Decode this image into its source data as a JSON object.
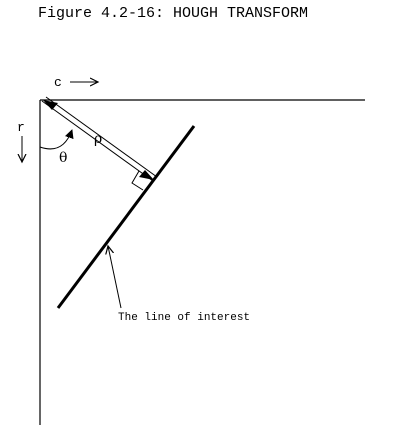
{
  "figure": {
    "title": "Figure 4.2-16: HOUGH TRANSFORM",
    "labels": {
      "column_axis": "c",
      "row_axis": "r",
      "rho": "ρ",
      "theta": "θ",
      "annotation": "The line of interest"
    },
    "colors": {
      "ink": "#000000",
      "background": "#ffffff"
    }
  }
}
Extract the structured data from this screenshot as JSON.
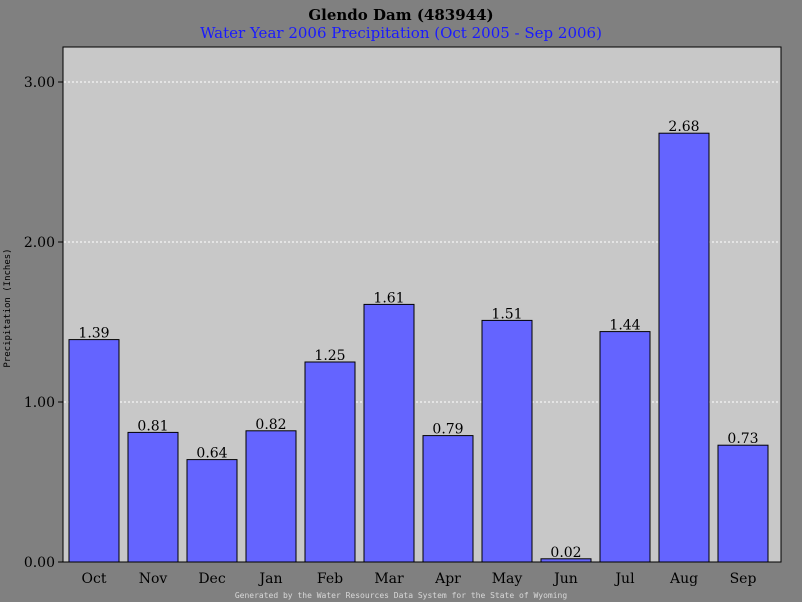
{
  "chart_data": {
    "type": "bar",
    "title": "Glendo Dam (483944)",
    "subtitle": "Water Year 2006 Precipitation (Oct 2005 - Sep 2006)",
    "xlabel": "",
    "ylabel": "Precipitation (Inches)",
    "ylim": [
      0,
      3.0
    ],
    "yticks": [
      "0.00",
      "1.00",
      "2.00",
      "3.00"
    ],
    "grid": true,
    "categories": [
      "Oct",
      "Nov",
      "Dec",
      "Jan",
      "Feb",
      "Mar",
      "Apr",
      "May",
      "Jun",
      "Jul",
      "Aug",
      "Sep"
    ],
    "values": [
      1.39,
      0.81,
      0.64,
      0.82,
      1.25,
      1.61,
      0.79,
      1.51,
      0.02,
      1.44,
      2.68,
      0.73
    ],
    "value_labels": [
      "1.39",
      "0.81",
      "0.64",
      "0.82",
      "1.25",
      "1.61",
      "0.79",
      "1.51",
      "0.02",
      "1.44",
      "2.68",
      "0.73"
    ],
    "colors": {
      "bar": "#6464ff",
      "plot_bg": "#c8c8c8",
      "page_bg": "#808080",
      "subtitle": "#1a1aff"
    }
  },
  "footer": "Generated by the Water Resources Data System for the State of Wyoming"
}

_WRITTEN PROBLEM:_
Repeat the records above exactly, leaving out any pictures they contain.

_COMPLETED EXERCISE:_
Decode this image into its source data as a JSON object.
{
  "figure": {
    "title": "Figure 4.2-16: HOUGH TRANSFORM",
    "labels": {
      "column_axis": "c",
      "row_axis": "r",
      "rho": "ρ",
      "theta": "θ",
      "annotation": "The line of interest"
    },
    "colors": {
      "ink": "#000000",
      "background": "#ffffff"
    }
  }
}
Extract the structured data from this screenshot as JSON.
{
  "chart_data": {
    "type": "bar",
    "title": "Glendo Dam (483944)",
    "subtitle": "Water Year 2006 Precipitation (Oct 2005 - Sep 2006)",
    "xlabel": "",
    "ylabel": "Precipitation (Inches)",
    "ylim": [
      0,
      3.0
    ],
    "yticks": [
      "0.00",
      "1.00",
      "2.00",
      "3.00"
    ],
    "grid": true,
    "categories": [
      "Oct",
      "Nov",
      "Dec",
      "Jan",
      "Feb",
      "Mar",
      "Apr",
      "May",
      "Jun",
      "Jul",
      "Aug",
      "Sep"
    ],
    "values": [
      1.39,
      0.81,
      0.64,
      0.82,
      1.25,
      1.61,
      0.79,
      1.51,
      0.02,
      1.44,
      2.68,
      0.73
    ],
    "value_labels": [
      "1.39",
      "0.81",
      "0.64",
      "0.82",
      "1.25",
      "1.61",
      "0.79",
      "1.51",
      "0.02",
      "1.44",
      "2.68",
      "0.73"
    ],
    "colors": {
      "bar": "#6464ff",
      "plot_bg": "#c8c8c8",
      "page_bg": "#808080",
      "subtitle": "#1a1aff"
    }
  },
  "footer": "Generated by the Water Resources Data System for the State of Wyoming"
}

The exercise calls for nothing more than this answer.